▶ **Task requirements**
Please print every record below exactly as it appears.

(Structured figure records)
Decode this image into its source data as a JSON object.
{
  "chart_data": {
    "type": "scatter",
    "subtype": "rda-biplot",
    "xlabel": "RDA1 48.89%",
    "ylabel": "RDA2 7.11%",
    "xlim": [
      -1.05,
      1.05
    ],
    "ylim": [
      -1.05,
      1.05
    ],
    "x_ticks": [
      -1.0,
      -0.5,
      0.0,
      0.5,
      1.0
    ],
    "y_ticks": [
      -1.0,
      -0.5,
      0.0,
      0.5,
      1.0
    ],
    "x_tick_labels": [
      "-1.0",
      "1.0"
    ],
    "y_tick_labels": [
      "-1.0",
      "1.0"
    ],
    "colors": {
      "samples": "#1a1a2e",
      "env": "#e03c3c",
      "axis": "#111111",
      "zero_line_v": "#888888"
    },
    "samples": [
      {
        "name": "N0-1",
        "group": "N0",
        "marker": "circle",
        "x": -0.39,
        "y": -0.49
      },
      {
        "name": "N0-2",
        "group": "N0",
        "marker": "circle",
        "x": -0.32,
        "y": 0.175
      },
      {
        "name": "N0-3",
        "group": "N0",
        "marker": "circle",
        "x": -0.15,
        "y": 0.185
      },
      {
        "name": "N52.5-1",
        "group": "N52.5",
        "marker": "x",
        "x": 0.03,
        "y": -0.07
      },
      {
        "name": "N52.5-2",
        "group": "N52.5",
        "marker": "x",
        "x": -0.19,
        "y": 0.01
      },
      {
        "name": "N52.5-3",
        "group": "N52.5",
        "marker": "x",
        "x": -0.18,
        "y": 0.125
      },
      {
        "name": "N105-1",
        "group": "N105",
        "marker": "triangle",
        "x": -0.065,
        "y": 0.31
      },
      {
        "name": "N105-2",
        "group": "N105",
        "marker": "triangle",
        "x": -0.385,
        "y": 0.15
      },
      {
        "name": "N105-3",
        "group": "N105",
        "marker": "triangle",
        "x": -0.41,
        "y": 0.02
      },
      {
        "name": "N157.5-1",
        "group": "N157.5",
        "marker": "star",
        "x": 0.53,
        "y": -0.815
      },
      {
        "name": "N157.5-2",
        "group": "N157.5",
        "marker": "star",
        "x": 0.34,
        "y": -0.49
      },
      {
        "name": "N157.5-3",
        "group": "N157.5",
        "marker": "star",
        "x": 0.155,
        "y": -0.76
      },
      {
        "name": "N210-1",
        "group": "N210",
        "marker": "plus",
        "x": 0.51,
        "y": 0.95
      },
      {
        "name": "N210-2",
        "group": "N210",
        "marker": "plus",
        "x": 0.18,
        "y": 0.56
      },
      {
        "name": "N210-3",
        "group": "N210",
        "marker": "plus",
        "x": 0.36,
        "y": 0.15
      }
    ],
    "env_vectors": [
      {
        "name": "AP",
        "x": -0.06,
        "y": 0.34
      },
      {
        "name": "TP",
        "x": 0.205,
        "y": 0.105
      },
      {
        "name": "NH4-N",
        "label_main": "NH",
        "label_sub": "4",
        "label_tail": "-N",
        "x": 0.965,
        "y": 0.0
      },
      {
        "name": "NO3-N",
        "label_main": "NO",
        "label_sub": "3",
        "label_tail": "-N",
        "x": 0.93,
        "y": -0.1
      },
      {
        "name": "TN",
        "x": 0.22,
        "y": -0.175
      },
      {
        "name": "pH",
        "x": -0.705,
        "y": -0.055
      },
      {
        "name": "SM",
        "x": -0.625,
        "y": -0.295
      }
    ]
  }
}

▶ **Reply**
Decode this image into its source data as a JSON object.
{
  "chart_data": {
    "type": "scatter",
    "subtype": "rda-biplot",
    "xlabel": "RDA1 48.89%",
    "ylabel": "RDA2 7.11%",
    "xlim": [
      -1.05,
      1.05
    ],
    "ylim": [
      -1.05,
      1.05
    ],
    "x_ticks": [
      -1.0,
      -0.5,
      0.0,
      0.5,
      1.0
    ],
    "y_ticks": [
      -1.0,
      -0.5,
      0.0,
      0.5,
      1.0
    ],
    "x_tick_labels": [
      "-1.0",
      "1.0"
    ],
    "y_tick_labels": [
      "-1.0",
      "1.0"
    ],
    "colors": {
      "samples": "#1a1a2e",
      "env": "#e03c3c",
      "axis": "#111111",
      "zero_line_v": "#888888"
    },
    "samples": [
      {
        "name": "N0-1",
        "group": "N0",
        "marker": "circle",
        "x": -0.39,
        "y": -0.49
      },
      {
        "name": "N0-2",
        "group": "N0",
        "marker": "circle",
        "x": -0.32,
        "y": 0.175
      },
      {
        "name": "N0-3",
        "group": "N0",
        "marker": "circle",
        "x": -0.15,
        "y": 0.185
      },
      {
        "name": "N52.5-1",
        "group": "N52.5",
        "marker": "x",
        "x": 0.03,
        "y": -0.07
      },
      {
        "name": "N52.5-2",
        "group": "N52.5",
        "marker": "x",
        "x": -0.19,
        "y": 0.01
      },
      {
        "name": "N52.5-3",
        "group": "N52.5",
        "marker": "x",
        "x": -0.18,
        "y": 0.125
      },
      {
        "name": "N105-1",
        "group": "N105",
        "marker": "triangle",
        "x": -0.065,
        "y": 0.31
      },
      {
        "name": "N105-2",
        "group": "N105",
        "marker": "triangle",
        "x": -0.385,
        "y": 0.15
      },
      {
        "name": "N105-3",
        "group": "N105",
        "marker": "triangle",
        "x": -0.41,
        "y": 0.02
      },
      {
        "name": "N157.5-1",
        "group": "N157.5",
        "marker": "star",
        "x": 0.53,
        "y": -0.815
      },
      {
        "name": "N157.5-2",
        "group": "N157.5",
        "marker": "star",
        "x": 0.34,
        "y": -0.49
      },
      {
        "name": "N157.5-3",
        "group": "N157.5",
        "marker": "star",
        "x": 0.155,
        "y": -0.76
      },
      {
        "name": "N210-1",
        "group": "N210",
        "marker": "plus",
        "x": 0.51,
        "y": 0.95
      },
      {
        "name": "N210-2",
        "group": "N210",
        "marker": "plus",
        "x": 0.18,
        "y": 0.56
      },
      {
        "name": "N210-3",
        "group": "N210",
        "marker": "plus",
        "x": 0.36,
        "y": 0.15
      }
    ],
    "env_vectors": [
      {
        "name": "AP",
        "x": -0.06,
        "y": 0.34
      },
      {
        "name": "TP",
        "x": 0.205,
        "y": 0.105
      },
      {
        "name": "NH4-N",
        "label_main": "NH",
        "label_sub": "4",
        "label_tail": "-N",
        "x": 0.965,
        "y": 0.0
      },
      {
        "name": "NO3-N",
        "label_main": "NO",
        "label_sub": "3",
        "label_tail": "-N",
        "x": 0.93,
        "y": -0.1
      },
      {
        "name": "TN",
        "x": 0.22,
        "y": -0.175
      },
      {
        "name": "pH",
        "x": -0.705,
        "y": -0.055
      },
      {
        "name": "SM",
        "x": -0.625,
        "y": -0.295
      }
    ]
  }
}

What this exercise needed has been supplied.